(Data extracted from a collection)
########################################

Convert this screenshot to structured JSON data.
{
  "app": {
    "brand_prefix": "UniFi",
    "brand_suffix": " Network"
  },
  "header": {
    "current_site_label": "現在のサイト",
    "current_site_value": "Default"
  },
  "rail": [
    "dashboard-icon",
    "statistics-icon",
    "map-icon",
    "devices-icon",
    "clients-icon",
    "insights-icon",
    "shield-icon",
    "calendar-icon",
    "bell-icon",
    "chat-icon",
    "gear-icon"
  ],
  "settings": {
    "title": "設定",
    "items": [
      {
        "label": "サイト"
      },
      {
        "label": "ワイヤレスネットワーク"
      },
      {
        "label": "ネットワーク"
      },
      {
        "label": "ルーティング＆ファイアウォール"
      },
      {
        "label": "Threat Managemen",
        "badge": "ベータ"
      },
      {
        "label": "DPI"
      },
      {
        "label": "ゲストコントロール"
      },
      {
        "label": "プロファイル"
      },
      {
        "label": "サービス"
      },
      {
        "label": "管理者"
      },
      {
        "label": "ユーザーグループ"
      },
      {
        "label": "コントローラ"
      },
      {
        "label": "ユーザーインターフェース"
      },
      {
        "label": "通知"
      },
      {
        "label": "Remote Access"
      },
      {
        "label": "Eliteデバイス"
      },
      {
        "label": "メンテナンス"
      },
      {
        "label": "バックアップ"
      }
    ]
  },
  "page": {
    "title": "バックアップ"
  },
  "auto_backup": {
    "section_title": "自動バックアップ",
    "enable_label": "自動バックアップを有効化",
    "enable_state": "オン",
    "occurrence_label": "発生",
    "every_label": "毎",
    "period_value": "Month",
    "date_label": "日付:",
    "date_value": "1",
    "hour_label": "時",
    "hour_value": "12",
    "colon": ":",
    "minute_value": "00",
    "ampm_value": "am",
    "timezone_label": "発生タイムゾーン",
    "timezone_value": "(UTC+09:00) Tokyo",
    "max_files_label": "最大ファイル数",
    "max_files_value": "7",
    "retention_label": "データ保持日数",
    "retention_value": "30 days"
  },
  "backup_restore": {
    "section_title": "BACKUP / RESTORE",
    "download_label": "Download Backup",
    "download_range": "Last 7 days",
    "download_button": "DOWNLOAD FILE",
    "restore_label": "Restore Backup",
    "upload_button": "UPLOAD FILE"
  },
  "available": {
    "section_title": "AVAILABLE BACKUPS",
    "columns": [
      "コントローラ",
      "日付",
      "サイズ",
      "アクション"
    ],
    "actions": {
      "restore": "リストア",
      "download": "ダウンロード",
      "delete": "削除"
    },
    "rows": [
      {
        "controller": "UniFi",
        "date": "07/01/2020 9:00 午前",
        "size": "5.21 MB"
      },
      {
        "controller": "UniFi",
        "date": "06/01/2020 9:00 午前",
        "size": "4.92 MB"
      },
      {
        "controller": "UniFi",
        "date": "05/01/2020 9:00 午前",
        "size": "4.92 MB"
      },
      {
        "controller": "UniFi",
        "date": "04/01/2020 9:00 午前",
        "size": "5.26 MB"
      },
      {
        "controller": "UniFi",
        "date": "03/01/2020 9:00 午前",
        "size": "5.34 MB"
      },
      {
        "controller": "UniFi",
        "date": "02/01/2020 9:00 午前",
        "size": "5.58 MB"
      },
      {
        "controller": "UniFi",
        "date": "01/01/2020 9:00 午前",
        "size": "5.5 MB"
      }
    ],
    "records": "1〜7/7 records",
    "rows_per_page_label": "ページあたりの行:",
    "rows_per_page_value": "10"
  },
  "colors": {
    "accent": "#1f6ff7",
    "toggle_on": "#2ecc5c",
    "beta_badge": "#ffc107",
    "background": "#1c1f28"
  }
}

########################################

OBJECTIVE
Please return the data above exactly as given.

SOLUTION FOR THIS PROBLEM
Convert this screenshot to structured JSON data.
{
  "app": {
    "brand_prefix": "UniFi",
    "brand_suffix": " Network"
  },
  "header": {
    "current_site_label": "現在のサイト",
    "current_site_value": "Default"
  },
  "rail": [
    "dashboard-icon",
    "statistics-icon",
    "map-icon",
    "devices-icon",
    "clients-icon",
    "insights-icon",
    "shield-icon",
    "calendar-icon",
    "bell-icon",
    "chat-icon",
    "gear-icon"
  ],
  "settings": {
    "title": "設定",
    "items": [
      {
        "label": "サイト"
      },
      {
        "label": "ワイヤレスネットワーク"
      },
      {
        "label": "ネットワーク"
      },
      {
        "label": "ルーティング＆ファイアウォール"
      },
      {
        "label": "Threat Managemen",
        "badge": "ベータ"
      },
      {
        "label": "DPI"
      },
      {
        "label": "ゲストコントロール"
      },
      {
        "label": "プロファイル"
      },
      {
        "label": "サービス"
      },
      {
        "label": "管理者"
      },
      {
        "label": "ユーザーグループ"
      },
      {
        "label": "コントローラ"
      },
      {
        "label": "ユーザーインターフェース"
      },
      {
        "label": "通知"
      },
      {
        "label": "Remote Access"
      },
      {
        "label": "Eliteデバイス"
      },
      {
        "label": "メンテナンス"
      },
      {
        "label": "バックアップ"
      }
    ]
  },
  "page": {
    "title": "バックアップ"
  },
  "auto_backup": {
    "section_title": "自動バックアップ",
    "enable_label": "自動バックアップを有効化",
    "enable_state": "オン",
    "occurrence_label": "発生",
    "every_label": "毎",
    "period_value": "Month",
    "date_label": "日付:",
    "date_value": "1",
    "hour_label": "時",
    "hour_value": "12",
    "colon": ":",
    "minute_value": "00",
    "ampm_value": "am",
    "timezone_label": "発生タイムゾーン",
    "timezone_value": "(UTC+09:00) Tokyo",
    "max_files_label": "最大ファイル数",
    "max_files_value": "7",
    "retention_label": "データ保持日数",
    "retention_value": "30 days"
  },
  "backup_restore": {
    "section_title": "BACKUP / RESTORE",
    "download_label": "Download Backup",
    "download_range": "Last 7 days",
    "download_button": "DOWNLOAD FILE",
    "restore_label": "Restore Backup",
    "upload_button": "UPLOAD FILE"
  },
  "available": {
    "section_title": "AVAILABLE BACKUPS",
    "columns": [
      "コントローラ",
      "日付",
      "サイズ",
      "アクション"
    ],
    "actions": {
      "restore": "リストア",
      "download": "ダウンロード",
      "delete": "削除"
    },
    "rows": [
      {
        "controller": "UniFi",
        "date": "07/01/2020 9:00 午前",
        "size": "5.21 MB"
      },
      {
        "controller": "UniFi",
        "date": "06/01/2020 9:00 午前",
        "size": "4.92 MB"
      },
      {
        "controller": "UniFi",
        "date": "05/01/2020 9:00 午前",
        "size": "4.92 MB"
      },
      {
        "controller": "UniFi",
        "date": "04/01/2020 9:00 午前",
        "size": "5.26 MB"
      },
      {
        "controller": "UniFi",
        "date": "03/01/2020 9:00 午前",
        "size": "5.34 MB"
      },
      {
        "controller": "UniFi",
        "date": "02/01/2020 9:00 午前",
        "size": "5.58 MB"
      },
      {
        "controller": "UniFi",
        "date": "01/01/2020 9:00 午前",
        "size": "5.5 MB"
      }
    ],
    "records": "1〜7/7 records",
    "rows_per_page_label": "ページあたりの行:",
    "rows_per_page_value": "10"
  },
  "colors": {
    "accent": "#1f6ff7",
    "toggle_on": "#2ecc5c",
    "beta_badge": "#ffc107",
    "background": "#1c1f28"
  }
}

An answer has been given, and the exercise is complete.